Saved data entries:
>> begin

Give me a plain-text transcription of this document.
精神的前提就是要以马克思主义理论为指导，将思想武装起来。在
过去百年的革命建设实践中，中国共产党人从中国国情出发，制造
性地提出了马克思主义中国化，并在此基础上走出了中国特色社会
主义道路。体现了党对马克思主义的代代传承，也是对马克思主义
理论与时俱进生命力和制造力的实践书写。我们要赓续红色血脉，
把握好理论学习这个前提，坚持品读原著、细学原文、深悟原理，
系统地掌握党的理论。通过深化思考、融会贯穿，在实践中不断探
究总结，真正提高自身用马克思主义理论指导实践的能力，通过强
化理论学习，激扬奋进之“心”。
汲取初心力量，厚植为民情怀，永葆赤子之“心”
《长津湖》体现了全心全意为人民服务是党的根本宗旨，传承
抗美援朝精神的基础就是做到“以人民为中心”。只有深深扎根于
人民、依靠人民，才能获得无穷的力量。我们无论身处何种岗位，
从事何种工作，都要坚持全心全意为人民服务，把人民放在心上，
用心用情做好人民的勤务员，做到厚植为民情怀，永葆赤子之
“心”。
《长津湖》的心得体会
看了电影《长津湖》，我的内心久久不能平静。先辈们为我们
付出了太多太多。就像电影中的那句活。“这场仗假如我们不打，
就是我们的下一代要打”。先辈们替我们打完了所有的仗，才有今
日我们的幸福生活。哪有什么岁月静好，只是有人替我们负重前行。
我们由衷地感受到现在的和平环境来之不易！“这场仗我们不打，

>> end

**Given exercise:**
Return what is listed above, exactly and completely.

**Written solution:**
Give me a plain-text transcription of this document.
精神的前提就是要以马克思主义理论为指导，将思想武装起来。在
过去百年的革命建设实践中，中国共产党人从中国国情出发，制造
性地提出了马克思主义中国化，并在此基础上走出了中国特色社会
主义道路。体现了党对马克思主义的代代传承，也是对马克思主义
理论与时俱进生命力和制造力的实践书写。我们要赓续红色血脉，
把握好理论学习这个前提，坚持品读原著、细学原文、深悟原理，
系统地掌握党的理论。通过深化思考、融会贯穿，在实践中不断探
究总结，真正提高自身用马克思主义理论指导实践的能力，通过强
化理论学习，激扬奋进之“心”。
汲取初心力量，厚植为民情怀，永葆赤子之“心”
《长津湖》体现了全心全意为人民服务是党的根本宗旨，传承
抗美援朝精神的基础就是做到“以人民为中心”。只有深深扎根于
人民、依靠人民，才能获得无穷的力量。我们无论身处何种岗位，
从事何种工作，都要坚持全心全意为人民服务，把人民放在心上，
用心用情做好人民的勤务员，做到厚植为民情怀，永葆赤子之
“心”。
《长津湖》的心得体会
看了电影《长津湖》，我的内心久久不能平静。先辈们为我们
付出了太多太多。就像电影中的那句活。“这场仗假如我们不打，
就是我们的下一代要打”。先辈们替我们打完了所有的仗，才有今
日我们的幸福生活。哪有什么岁月静好，只是有人替我们负重前行。
我们由衷地感受到现在的和平环境来之不易！“这场仗我们不打，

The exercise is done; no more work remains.